> AIM
Using the records below, locate all lines containing "title" and return them.

═══ SUPPLIED INFORMATION ═══

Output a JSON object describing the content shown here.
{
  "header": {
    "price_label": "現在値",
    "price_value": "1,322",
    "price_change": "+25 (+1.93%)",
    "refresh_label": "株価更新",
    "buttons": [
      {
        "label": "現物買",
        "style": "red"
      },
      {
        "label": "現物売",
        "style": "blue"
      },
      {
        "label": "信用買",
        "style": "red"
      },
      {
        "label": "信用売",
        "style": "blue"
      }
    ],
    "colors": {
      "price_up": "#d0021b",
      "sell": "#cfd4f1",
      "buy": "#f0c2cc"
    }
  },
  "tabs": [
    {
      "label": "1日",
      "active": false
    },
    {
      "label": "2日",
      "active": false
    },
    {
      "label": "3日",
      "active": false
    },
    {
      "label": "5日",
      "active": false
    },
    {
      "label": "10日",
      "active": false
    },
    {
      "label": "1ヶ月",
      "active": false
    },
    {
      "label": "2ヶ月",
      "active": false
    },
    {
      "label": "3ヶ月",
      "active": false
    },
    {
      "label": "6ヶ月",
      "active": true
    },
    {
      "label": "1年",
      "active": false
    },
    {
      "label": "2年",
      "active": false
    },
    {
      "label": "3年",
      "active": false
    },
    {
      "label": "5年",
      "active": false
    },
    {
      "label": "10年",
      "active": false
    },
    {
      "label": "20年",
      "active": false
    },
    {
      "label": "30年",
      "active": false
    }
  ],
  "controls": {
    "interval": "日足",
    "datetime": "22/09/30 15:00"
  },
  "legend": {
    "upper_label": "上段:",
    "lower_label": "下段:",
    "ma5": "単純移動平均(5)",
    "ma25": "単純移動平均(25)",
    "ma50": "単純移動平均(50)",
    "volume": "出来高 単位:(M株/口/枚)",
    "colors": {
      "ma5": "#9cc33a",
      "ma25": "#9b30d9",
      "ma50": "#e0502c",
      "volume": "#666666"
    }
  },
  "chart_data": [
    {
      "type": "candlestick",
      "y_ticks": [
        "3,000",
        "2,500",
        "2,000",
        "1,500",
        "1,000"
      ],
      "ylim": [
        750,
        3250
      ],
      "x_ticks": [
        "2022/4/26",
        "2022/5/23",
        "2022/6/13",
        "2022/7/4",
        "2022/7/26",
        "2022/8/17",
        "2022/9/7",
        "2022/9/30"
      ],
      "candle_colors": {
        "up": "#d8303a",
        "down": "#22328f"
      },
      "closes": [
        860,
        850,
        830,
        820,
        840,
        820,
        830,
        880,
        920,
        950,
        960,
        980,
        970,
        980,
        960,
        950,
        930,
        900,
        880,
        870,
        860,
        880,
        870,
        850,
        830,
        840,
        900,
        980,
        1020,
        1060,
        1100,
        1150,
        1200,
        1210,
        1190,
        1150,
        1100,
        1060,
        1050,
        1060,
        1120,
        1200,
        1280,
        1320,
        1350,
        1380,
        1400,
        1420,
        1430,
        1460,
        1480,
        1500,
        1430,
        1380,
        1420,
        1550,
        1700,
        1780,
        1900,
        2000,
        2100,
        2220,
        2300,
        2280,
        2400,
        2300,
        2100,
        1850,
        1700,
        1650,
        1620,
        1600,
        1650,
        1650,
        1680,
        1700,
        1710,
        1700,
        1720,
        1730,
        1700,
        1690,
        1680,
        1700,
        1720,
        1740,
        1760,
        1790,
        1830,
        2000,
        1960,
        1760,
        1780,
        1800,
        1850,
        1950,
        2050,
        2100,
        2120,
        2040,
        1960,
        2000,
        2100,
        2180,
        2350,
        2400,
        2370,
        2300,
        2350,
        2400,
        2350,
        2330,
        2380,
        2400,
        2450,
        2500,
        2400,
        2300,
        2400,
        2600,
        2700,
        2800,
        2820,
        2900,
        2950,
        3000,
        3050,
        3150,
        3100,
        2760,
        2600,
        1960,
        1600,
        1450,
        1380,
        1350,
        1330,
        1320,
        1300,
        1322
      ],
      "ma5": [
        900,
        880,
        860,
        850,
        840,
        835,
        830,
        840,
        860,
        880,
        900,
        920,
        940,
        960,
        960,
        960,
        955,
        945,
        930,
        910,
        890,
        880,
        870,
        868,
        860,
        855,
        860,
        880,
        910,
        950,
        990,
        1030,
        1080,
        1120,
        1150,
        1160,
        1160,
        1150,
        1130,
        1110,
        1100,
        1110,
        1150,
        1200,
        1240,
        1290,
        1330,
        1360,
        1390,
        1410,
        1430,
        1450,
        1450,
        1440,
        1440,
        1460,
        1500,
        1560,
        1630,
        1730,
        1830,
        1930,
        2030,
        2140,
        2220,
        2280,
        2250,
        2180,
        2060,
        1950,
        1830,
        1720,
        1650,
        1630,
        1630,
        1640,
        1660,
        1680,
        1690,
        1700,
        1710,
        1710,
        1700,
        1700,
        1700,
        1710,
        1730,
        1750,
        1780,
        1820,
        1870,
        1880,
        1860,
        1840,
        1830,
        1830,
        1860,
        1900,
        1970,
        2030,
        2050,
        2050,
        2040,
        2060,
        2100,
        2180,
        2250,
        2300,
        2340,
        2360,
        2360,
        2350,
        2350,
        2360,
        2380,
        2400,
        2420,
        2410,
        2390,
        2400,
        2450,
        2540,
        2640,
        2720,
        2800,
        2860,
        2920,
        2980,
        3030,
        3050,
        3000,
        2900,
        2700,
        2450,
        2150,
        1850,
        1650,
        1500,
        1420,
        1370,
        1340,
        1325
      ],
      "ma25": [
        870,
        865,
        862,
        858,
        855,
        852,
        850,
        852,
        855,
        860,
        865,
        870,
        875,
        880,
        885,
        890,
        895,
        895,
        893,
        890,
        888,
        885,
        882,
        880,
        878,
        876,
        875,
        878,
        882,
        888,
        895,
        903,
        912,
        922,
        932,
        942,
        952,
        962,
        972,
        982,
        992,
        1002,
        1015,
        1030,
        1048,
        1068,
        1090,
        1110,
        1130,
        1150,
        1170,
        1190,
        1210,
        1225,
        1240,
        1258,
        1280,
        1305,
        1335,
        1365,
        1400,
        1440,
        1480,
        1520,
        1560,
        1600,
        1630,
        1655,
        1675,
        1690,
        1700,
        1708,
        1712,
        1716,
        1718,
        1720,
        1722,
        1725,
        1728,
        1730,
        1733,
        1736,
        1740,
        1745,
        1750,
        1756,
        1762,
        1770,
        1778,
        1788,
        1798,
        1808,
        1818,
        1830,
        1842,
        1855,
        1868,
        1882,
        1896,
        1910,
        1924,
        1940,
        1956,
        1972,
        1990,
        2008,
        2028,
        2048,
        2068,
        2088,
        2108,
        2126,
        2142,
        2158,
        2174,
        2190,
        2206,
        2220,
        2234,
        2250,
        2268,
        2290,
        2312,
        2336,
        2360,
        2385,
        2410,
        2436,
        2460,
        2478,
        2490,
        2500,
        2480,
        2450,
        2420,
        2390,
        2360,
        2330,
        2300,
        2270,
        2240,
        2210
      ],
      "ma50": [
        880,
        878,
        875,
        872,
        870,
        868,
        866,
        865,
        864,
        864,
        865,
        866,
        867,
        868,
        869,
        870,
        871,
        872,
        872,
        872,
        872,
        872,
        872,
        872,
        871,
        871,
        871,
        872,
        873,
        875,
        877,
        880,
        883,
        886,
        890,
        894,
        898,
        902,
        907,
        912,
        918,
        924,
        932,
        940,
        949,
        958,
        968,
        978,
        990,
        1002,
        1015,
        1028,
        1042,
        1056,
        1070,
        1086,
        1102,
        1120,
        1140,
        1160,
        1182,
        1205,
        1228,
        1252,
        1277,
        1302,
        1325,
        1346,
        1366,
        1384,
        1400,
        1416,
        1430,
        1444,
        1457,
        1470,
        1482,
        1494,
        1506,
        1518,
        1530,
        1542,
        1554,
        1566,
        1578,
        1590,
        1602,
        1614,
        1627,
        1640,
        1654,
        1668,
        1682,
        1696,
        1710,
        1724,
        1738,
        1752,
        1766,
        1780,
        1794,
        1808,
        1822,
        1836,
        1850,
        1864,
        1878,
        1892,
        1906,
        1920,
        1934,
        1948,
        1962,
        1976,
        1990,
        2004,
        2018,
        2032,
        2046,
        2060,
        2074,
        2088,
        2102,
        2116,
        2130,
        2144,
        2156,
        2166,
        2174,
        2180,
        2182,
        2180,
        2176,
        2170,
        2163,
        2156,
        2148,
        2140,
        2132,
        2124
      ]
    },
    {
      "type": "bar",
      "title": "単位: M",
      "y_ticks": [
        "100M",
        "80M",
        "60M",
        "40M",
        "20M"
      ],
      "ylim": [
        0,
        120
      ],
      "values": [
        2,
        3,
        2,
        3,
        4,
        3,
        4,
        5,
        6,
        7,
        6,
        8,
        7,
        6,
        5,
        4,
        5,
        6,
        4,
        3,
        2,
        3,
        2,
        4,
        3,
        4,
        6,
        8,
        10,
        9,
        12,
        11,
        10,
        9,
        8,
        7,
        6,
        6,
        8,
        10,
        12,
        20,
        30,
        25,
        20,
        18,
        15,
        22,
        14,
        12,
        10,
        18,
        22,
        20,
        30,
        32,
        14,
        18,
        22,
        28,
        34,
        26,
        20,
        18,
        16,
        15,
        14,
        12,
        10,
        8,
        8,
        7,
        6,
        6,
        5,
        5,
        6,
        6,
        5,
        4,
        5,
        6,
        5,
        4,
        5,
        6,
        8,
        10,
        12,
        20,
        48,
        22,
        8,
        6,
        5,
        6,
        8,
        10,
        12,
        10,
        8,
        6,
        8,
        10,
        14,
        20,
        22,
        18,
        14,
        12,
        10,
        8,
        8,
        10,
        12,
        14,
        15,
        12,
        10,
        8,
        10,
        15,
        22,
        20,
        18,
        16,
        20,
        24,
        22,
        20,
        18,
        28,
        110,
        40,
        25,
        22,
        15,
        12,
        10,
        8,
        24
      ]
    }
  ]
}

═══
═══ SUPPLIED INFORMATION ═══

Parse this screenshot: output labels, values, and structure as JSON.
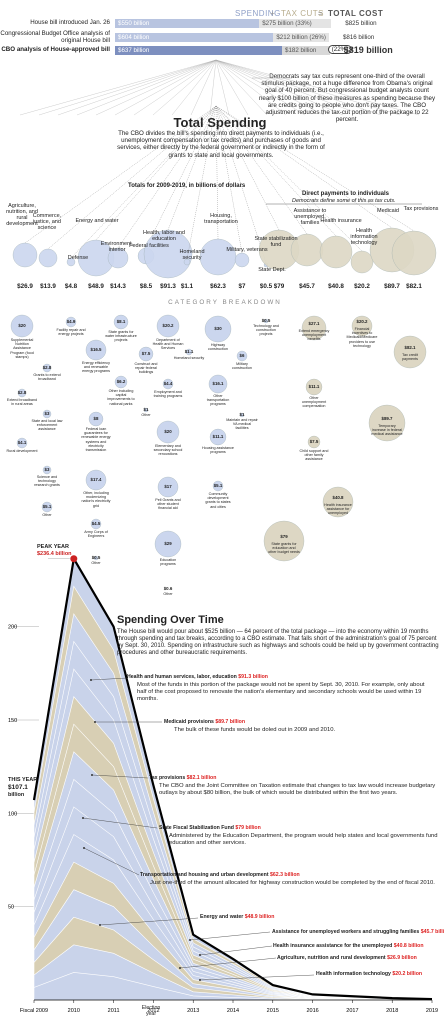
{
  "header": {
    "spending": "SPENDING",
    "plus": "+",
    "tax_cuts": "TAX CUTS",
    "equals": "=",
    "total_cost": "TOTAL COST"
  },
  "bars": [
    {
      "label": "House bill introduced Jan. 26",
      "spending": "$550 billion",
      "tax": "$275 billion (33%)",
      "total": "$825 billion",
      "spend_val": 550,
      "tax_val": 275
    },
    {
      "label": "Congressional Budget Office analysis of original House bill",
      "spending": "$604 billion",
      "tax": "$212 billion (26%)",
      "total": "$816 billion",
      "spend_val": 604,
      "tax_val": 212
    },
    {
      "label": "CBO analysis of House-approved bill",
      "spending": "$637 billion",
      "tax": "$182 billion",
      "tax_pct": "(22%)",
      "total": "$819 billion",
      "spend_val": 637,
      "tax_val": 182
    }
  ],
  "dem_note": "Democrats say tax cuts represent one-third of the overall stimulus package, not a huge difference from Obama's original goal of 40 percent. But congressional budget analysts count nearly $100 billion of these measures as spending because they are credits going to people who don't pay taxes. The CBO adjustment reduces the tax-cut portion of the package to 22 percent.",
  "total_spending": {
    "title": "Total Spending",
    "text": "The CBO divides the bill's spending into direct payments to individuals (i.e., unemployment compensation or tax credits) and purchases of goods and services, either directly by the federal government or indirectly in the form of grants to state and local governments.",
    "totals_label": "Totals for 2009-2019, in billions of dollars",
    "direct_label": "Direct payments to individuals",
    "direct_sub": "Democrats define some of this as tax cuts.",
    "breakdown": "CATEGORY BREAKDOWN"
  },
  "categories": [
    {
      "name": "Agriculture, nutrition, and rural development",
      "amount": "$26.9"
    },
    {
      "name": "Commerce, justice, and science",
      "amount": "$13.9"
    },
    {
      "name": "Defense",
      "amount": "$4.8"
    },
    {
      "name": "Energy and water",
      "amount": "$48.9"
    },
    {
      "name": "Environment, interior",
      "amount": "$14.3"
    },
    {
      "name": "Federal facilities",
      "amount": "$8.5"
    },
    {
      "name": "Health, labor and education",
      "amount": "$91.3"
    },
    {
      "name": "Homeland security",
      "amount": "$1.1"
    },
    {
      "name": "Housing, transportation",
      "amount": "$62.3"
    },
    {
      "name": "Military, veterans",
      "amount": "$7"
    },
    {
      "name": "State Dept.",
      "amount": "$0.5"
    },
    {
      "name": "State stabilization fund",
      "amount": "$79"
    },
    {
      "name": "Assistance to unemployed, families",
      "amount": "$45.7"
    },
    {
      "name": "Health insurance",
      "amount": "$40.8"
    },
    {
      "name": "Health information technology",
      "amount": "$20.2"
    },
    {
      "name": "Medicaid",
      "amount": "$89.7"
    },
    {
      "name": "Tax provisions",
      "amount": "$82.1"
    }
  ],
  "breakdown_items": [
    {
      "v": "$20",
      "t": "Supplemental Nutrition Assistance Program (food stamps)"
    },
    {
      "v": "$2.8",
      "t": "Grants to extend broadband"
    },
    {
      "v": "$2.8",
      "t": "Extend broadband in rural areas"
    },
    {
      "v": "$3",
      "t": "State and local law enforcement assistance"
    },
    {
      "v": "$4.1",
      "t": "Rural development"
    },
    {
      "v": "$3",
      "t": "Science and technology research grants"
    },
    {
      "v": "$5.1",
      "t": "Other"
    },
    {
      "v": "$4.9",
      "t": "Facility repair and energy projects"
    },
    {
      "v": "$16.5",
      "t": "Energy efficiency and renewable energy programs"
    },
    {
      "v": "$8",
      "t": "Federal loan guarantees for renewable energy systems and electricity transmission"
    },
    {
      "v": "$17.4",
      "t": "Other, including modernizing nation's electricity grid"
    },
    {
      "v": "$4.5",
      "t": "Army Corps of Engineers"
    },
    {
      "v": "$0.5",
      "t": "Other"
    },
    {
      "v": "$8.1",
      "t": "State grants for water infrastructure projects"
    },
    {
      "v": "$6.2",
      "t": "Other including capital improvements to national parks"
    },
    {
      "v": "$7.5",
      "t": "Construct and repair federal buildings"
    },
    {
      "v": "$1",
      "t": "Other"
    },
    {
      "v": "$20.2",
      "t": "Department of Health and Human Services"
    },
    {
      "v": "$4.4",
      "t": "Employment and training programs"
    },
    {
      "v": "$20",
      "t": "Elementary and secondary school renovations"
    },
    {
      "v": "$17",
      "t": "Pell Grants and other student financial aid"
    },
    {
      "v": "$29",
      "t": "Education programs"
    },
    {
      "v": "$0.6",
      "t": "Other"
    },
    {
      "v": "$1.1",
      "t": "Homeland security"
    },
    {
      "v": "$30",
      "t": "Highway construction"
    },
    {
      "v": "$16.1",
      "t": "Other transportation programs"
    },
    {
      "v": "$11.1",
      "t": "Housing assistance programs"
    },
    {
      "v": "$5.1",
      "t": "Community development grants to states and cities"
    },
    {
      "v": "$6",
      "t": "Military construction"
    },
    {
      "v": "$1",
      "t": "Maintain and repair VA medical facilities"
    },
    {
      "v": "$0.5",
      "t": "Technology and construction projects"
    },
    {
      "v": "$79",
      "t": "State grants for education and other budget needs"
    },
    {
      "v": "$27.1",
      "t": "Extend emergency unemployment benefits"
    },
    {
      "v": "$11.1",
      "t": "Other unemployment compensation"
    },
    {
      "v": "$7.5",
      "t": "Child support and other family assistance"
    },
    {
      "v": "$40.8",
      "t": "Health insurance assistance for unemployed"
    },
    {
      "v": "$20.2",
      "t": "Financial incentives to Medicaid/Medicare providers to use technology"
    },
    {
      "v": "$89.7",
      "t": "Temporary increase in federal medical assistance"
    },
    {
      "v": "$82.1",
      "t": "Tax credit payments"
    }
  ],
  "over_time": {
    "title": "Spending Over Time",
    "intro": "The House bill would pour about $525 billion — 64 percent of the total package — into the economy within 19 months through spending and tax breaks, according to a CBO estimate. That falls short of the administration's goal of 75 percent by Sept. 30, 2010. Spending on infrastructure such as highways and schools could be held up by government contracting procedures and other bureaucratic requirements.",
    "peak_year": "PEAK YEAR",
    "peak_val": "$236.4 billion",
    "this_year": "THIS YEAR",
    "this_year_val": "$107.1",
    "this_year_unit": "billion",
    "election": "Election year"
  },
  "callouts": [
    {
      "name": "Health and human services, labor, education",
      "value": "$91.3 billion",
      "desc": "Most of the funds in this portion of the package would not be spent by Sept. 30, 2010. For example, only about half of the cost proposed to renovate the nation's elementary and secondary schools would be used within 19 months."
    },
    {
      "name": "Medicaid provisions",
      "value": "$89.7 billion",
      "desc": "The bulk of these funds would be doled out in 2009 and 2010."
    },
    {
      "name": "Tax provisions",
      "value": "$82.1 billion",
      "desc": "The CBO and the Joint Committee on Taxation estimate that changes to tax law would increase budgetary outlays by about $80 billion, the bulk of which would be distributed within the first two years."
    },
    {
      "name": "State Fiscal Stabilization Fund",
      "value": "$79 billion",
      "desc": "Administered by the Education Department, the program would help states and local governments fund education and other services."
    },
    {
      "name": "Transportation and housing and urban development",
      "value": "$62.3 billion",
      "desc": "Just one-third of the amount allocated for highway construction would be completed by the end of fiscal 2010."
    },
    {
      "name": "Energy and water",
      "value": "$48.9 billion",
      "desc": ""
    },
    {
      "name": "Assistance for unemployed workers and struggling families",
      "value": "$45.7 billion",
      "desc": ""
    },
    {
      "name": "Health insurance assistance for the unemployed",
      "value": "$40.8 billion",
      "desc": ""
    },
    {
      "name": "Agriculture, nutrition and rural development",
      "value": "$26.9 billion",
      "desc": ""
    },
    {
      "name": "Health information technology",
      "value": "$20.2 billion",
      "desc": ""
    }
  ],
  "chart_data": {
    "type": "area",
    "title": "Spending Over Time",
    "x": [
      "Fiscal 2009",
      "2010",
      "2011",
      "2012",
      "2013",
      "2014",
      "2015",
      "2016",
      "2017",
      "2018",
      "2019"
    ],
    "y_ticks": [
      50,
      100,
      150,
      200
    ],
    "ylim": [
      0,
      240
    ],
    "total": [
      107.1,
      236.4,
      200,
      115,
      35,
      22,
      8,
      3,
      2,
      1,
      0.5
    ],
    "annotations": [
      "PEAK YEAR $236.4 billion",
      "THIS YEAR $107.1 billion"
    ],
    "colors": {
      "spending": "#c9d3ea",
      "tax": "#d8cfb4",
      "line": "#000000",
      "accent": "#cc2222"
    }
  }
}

═══

> TASK RESPONSE
      "title": "単位: M",
    "title": "Total Spending",
    "title": "Spending Over Time",
    "title": "Spending Over Time",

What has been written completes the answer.